Data records:
··········
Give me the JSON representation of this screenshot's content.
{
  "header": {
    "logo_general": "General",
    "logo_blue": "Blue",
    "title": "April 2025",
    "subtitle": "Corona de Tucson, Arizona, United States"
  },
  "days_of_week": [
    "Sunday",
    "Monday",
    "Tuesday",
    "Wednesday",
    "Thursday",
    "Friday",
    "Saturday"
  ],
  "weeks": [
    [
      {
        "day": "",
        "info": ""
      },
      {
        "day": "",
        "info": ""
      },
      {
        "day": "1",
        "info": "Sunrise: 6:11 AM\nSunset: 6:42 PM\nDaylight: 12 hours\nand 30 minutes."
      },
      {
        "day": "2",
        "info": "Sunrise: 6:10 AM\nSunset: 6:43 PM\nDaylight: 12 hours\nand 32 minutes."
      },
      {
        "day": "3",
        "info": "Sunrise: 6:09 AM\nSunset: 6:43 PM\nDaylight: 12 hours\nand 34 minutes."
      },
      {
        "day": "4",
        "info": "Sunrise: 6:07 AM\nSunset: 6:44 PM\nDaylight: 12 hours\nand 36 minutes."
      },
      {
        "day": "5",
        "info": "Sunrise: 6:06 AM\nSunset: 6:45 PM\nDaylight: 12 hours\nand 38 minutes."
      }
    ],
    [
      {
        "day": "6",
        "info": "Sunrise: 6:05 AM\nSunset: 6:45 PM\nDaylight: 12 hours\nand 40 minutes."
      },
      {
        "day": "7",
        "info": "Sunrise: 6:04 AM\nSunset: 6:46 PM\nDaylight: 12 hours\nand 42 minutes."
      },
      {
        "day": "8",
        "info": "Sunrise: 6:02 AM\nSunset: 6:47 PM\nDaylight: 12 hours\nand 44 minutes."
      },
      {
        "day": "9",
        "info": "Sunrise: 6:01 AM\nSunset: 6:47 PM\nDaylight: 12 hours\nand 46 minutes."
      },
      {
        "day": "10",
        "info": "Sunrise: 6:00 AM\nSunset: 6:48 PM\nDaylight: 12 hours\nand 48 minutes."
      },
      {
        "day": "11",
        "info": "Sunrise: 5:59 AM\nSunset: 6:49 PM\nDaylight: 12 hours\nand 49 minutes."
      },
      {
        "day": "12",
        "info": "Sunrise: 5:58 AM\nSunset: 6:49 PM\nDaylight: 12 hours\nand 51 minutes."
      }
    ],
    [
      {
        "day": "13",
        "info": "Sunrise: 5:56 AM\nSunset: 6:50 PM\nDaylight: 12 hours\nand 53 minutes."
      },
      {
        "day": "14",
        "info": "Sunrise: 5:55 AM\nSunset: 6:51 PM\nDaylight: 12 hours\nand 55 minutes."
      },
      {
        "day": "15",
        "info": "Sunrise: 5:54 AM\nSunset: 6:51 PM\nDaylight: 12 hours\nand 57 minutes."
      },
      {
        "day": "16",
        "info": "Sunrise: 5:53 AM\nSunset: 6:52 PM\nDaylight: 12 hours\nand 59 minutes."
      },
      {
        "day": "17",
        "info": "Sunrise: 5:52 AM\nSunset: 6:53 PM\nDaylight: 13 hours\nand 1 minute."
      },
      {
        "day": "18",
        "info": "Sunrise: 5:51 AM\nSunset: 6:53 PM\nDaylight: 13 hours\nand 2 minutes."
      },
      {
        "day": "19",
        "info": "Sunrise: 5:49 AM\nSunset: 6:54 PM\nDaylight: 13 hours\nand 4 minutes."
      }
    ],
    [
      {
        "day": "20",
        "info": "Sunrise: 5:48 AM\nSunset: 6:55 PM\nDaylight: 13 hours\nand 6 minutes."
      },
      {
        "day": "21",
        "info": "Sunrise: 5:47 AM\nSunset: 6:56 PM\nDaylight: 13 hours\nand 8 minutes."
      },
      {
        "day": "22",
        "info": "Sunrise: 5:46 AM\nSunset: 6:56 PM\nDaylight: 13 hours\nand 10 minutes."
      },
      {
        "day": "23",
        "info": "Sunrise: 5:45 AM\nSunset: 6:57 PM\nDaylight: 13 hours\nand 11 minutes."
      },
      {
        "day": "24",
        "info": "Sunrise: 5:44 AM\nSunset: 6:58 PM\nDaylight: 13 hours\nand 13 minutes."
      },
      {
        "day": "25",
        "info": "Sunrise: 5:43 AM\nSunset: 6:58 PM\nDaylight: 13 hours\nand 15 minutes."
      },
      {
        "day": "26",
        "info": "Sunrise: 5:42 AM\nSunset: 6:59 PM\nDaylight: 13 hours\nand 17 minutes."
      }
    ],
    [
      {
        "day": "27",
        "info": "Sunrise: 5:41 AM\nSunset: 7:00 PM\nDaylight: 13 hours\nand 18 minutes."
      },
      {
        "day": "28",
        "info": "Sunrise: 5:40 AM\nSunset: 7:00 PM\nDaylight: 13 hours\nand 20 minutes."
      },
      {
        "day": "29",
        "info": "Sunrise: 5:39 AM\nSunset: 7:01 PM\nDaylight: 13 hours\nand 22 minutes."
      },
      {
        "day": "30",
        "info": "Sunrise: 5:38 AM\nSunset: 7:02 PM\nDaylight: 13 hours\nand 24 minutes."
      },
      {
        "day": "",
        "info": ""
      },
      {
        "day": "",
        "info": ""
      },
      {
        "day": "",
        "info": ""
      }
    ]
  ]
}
··········
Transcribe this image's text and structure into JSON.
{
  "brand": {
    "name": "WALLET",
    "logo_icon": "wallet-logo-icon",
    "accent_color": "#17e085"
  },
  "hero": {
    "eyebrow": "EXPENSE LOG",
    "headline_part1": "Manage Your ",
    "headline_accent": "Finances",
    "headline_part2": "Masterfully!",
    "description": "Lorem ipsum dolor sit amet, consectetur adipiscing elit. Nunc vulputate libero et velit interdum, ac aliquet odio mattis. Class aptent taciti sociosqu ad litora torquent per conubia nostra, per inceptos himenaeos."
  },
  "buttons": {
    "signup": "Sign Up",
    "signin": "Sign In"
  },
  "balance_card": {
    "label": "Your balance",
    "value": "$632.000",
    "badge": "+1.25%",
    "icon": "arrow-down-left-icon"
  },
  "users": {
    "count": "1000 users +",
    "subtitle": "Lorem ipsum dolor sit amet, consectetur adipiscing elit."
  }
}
··········
[SET TASK]: Pull out and copy each line containing the string "JSON".

[THE RESPONSE]:
Give me the JSON representation of this screenshot's content.
Transcribe this image's text and structure into JSON.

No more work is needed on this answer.